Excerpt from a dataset
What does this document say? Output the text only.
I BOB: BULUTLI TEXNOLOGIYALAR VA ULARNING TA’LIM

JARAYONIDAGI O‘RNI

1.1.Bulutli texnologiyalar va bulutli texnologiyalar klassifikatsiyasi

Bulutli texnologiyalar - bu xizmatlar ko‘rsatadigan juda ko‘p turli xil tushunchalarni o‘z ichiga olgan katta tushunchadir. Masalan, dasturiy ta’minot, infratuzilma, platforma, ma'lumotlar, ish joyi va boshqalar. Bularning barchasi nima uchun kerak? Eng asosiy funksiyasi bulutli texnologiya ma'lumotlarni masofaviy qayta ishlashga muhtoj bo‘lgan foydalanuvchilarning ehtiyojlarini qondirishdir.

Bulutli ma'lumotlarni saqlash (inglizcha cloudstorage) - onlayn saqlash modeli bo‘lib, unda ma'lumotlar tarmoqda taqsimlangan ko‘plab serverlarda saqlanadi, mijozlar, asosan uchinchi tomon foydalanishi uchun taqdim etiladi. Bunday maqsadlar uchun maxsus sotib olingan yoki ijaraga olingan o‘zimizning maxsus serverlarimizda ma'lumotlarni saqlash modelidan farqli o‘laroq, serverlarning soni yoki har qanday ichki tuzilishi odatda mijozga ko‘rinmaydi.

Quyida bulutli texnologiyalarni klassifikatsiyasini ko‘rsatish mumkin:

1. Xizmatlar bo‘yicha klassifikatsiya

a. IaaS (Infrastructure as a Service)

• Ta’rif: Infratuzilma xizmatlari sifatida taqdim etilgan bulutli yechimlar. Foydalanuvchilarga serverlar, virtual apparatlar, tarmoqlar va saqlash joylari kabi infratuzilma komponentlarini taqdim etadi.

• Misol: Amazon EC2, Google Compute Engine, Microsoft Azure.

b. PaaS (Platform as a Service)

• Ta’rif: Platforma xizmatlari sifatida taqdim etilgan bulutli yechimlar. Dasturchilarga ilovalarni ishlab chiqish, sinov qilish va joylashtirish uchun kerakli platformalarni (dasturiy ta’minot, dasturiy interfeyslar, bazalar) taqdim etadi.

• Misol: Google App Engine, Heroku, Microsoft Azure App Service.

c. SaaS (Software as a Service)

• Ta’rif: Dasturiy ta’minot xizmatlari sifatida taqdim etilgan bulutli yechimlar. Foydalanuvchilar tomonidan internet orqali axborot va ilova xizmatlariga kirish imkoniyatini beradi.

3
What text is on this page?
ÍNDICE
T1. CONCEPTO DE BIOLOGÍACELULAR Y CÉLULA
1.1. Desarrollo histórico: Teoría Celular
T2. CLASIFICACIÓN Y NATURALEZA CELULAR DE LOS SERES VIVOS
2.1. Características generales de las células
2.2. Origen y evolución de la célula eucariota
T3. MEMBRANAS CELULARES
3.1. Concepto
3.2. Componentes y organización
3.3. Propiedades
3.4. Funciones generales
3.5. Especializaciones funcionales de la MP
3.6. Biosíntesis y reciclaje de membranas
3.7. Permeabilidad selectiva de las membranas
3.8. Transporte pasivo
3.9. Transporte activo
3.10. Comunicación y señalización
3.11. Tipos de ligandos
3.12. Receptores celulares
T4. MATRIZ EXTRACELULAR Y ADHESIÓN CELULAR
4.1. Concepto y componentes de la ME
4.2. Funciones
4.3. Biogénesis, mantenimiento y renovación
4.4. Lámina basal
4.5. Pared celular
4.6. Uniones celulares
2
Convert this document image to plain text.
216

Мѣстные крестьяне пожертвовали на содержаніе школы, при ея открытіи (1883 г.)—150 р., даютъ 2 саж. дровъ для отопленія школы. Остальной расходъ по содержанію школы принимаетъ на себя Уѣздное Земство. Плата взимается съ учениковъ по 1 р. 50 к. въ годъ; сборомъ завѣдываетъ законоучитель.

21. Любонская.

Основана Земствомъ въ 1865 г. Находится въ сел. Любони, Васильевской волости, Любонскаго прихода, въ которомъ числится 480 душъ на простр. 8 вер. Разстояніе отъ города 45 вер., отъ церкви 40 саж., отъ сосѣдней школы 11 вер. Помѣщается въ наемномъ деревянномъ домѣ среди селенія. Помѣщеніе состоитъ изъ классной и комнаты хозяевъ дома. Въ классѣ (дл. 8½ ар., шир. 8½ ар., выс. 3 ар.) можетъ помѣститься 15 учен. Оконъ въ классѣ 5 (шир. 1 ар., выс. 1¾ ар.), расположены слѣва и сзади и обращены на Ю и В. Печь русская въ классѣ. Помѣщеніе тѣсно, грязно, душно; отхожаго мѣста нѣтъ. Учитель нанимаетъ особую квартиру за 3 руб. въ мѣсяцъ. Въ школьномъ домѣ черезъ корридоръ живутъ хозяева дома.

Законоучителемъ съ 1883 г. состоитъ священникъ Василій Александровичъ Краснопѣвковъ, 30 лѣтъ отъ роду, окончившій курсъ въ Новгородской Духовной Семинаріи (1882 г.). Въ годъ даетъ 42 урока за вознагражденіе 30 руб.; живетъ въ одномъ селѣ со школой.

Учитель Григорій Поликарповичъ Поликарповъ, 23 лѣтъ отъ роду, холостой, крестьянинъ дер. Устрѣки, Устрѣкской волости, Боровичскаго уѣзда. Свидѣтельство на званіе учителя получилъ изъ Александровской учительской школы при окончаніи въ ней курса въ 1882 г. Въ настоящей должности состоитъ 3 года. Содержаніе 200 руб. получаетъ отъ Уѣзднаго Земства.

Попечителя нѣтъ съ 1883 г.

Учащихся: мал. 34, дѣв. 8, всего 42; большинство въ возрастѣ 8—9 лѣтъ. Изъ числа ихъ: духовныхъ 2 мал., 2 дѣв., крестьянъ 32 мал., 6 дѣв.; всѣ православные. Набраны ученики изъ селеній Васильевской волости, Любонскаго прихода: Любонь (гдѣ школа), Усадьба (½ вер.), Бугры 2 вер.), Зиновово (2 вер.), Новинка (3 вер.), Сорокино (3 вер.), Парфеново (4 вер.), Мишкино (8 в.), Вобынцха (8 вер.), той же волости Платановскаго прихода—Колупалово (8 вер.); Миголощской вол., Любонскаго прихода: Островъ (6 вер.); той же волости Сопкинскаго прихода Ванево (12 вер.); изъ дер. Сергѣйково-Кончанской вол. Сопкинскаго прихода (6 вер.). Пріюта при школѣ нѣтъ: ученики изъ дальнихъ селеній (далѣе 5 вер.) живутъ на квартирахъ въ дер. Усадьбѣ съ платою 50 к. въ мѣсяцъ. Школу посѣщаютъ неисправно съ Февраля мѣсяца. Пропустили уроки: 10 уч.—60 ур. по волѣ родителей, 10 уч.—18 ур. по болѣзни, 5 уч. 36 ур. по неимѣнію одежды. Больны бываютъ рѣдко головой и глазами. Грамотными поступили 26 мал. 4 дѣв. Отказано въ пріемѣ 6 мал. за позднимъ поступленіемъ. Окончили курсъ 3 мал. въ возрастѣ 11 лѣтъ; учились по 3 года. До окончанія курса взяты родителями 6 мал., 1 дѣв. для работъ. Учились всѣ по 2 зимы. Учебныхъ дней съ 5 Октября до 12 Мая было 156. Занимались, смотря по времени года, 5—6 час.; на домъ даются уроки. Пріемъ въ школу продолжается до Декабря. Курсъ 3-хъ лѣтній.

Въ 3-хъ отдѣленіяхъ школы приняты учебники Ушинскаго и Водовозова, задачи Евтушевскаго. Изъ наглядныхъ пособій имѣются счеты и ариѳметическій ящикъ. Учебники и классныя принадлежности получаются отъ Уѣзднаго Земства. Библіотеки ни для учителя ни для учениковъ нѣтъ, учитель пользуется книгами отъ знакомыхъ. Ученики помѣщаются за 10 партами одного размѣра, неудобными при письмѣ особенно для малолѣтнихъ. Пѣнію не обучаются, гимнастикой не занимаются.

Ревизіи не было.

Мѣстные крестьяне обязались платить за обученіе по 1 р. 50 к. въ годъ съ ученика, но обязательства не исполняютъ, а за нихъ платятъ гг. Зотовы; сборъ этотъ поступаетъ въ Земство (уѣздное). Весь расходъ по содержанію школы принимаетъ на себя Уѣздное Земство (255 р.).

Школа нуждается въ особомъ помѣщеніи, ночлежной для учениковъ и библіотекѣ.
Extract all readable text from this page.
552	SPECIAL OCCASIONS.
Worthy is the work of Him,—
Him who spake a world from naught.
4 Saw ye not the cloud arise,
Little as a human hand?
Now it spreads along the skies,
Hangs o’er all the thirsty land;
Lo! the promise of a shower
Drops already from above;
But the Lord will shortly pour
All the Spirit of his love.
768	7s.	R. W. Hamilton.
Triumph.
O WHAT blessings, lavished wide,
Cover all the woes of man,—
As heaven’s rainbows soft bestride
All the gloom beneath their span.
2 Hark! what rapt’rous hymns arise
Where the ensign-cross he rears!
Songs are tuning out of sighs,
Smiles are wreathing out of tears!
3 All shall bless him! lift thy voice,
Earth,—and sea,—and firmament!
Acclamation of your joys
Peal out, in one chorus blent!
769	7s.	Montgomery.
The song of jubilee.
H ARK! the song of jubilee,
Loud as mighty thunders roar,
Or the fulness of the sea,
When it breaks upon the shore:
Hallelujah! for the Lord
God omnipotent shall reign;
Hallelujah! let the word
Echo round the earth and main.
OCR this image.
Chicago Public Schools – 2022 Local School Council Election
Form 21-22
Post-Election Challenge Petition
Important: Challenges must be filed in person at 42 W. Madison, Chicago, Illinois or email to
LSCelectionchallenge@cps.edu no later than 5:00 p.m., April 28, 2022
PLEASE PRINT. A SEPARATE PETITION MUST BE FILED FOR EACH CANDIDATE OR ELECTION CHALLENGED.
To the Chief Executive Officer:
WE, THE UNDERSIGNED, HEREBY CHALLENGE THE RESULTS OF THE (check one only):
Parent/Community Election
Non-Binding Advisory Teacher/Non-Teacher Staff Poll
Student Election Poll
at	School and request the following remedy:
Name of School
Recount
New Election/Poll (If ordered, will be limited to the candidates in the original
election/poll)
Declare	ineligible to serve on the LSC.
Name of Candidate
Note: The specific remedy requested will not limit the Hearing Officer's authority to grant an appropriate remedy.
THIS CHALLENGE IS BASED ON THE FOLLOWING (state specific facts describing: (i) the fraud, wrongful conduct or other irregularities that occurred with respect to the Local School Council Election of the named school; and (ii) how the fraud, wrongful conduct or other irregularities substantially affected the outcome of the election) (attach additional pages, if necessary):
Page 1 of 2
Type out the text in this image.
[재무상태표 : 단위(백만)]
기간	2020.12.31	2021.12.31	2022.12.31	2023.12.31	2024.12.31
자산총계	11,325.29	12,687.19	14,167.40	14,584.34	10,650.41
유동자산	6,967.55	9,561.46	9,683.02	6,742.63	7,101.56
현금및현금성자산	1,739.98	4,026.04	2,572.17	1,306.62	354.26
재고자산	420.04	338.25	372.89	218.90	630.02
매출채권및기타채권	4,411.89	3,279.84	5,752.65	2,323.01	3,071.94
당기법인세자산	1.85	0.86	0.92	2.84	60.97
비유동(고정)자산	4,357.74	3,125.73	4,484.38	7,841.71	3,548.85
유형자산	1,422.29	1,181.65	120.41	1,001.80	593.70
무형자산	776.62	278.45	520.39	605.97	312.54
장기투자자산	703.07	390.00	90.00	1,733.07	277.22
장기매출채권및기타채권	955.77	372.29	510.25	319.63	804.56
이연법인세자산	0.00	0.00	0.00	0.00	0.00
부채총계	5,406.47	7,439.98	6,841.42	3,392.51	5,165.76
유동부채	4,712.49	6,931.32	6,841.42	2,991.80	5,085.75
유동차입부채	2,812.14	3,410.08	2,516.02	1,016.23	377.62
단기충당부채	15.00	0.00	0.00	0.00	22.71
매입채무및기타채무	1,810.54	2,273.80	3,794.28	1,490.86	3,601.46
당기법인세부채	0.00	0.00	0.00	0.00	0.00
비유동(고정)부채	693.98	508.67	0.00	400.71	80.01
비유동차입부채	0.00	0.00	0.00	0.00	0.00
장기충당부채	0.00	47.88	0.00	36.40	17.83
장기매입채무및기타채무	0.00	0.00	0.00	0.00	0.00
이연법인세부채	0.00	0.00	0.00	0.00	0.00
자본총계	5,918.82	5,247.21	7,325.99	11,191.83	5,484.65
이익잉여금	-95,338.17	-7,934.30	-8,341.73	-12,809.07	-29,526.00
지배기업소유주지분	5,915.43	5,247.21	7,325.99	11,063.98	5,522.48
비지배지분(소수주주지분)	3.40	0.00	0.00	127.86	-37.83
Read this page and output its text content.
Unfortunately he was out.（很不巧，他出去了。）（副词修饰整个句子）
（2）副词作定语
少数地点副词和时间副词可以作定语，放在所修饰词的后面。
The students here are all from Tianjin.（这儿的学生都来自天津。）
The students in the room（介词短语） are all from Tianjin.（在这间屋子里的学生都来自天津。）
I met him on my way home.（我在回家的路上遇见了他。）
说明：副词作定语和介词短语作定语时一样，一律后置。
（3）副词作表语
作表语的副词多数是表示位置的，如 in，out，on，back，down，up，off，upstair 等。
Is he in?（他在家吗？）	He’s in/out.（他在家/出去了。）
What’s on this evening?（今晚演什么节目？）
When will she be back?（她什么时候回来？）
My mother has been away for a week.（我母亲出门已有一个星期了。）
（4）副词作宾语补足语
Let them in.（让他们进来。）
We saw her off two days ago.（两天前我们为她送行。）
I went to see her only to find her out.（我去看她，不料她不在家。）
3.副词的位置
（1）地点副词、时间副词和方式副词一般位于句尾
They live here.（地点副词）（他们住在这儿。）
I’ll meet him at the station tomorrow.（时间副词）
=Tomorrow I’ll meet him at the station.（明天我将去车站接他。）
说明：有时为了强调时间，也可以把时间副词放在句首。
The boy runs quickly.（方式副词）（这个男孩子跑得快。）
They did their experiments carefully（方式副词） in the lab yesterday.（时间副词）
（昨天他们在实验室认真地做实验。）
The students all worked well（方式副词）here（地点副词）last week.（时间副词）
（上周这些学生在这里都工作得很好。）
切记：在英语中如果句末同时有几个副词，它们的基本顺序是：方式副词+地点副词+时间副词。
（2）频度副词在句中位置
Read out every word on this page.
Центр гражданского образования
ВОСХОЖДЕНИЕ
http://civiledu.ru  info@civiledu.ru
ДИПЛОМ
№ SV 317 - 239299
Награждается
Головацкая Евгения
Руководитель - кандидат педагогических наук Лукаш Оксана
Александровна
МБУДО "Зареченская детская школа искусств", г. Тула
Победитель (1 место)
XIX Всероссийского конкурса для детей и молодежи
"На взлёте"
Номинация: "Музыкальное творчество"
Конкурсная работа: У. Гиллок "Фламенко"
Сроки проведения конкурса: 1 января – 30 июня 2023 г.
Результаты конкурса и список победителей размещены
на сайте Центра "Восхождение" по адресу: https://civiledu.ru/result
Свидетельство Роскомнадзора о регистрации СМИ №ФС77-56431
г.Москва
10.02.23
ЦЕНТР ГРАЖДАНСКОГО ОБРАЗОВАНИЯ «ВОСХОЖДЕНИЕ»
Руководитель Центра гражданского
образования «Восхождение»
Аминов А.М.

#### [DESCRIPTION OF THE TASK]
From the listing, copy every line where the string "Misol" appears.

#### [OUTPUT BELOW]
• Misol: Amazon EC2, Google Compute Engine, Microsoft Azure.
• Misol: Google App Engine, Heroku, Microsoft Azure App Service.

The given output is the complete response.